Exercise goal: Report every line of the records that includes the word "risk".
┄┄┄┄┄┄
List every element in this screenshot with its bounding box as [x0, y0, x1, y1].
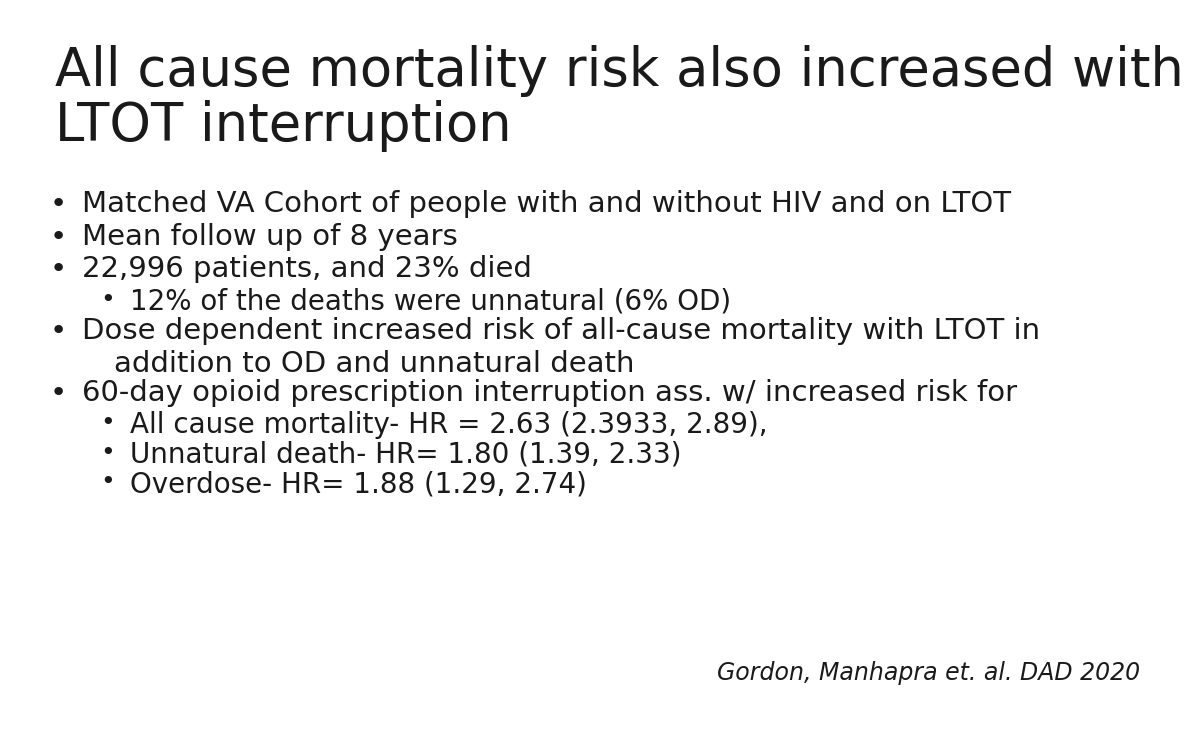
Text: All cause mortality- HR = 2.63 (2.3933, 2.89),: All cause mortality- HR = 2.63 (2.3933, … — [130, 411, 768, 440]
Text: 60-day opioid prescription interruption ass. w/ increased risk for: 60-day opioid prescription interruption … — [82, 379, 1018, 407]
Text: Overdose- HR= 1.88 (1.29, 2.74): Overdose- HR= 1.88 (1.29, 2.74) — [130, 471, 587, 499]
Text: •: • — [100, 471, 115, 494]
Text: LTOT interruption: LTOT interruption — [55, 100, 511, 152]
Text: All cause mortality risk also increased with: All cause mortality risk also increased … — [55, 45, 1184, 97]
Text: •: • — [100, 411, 115, 435]
Text: Mean follow up of 8 years: Mean follow up of 8 years — [82, 223, 457, 251]
Text: Dose dependent increased risk of all-cause mortality with LTOT in: Dose dependent increased risk of all-cau… — [82, 317, 1040, 346]
Text: •: • — [50, 379, 67, 407]
Text: •: • — [50, 190, 67, 218]
Text: •: • — [100, 288, 115, 312]
Text: 22,996 patients, and 23% died: 22,996 patients, and 23% died — [82, 255, 532, 283]
Text: Matched VA Cohort of people with and without HIV and on LTOT: Matched VA Cohort of people with and wit… — [82, 190, 1010, 218]
Text: addition to OD and unnatural death: addition to OD and unnatural death — [114, 350, 635, 378]
Text: •: • — [50, 317, 67, 346]
Text: •: • — [100, 441, 115, 465]
Text: •: • — [50, 223, 67, 251]
Text: Unnatural death- HR= 1.80 (1.39, 2.33): Unnatural death- HR= 1.80 (1.39, 2.33) — [130, 441, 682, 469]
Text: 12% of the deaths were unnatural (6% OD): 12% of the deaths were unnatural (6% OD) — [130, 288, 731, 316]
Text: •: • — [50, 255, 67, 283]
Text: Gordon, Manhapra et. al. DAD 2020: Gordon, Manhapra et. al. DAD 2020 — [716, 661, 1140, 685]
┄┄┄┄┄┄
Response area:
Text: 60-day opioid prescription interruption ass. w/ increased risk for: 60-day opioid prescription interruption … — [82, 379, 1018, 407]
Text: All cause mortality risk also increased with: All cause mortality risk also increased … — [55, 45, 1184, 97]
Text: Dose dependent increased risk of all-cause mortality with LTOT in: Dose dependent increased risk of all-cau… — [82, 317, 1040, 346]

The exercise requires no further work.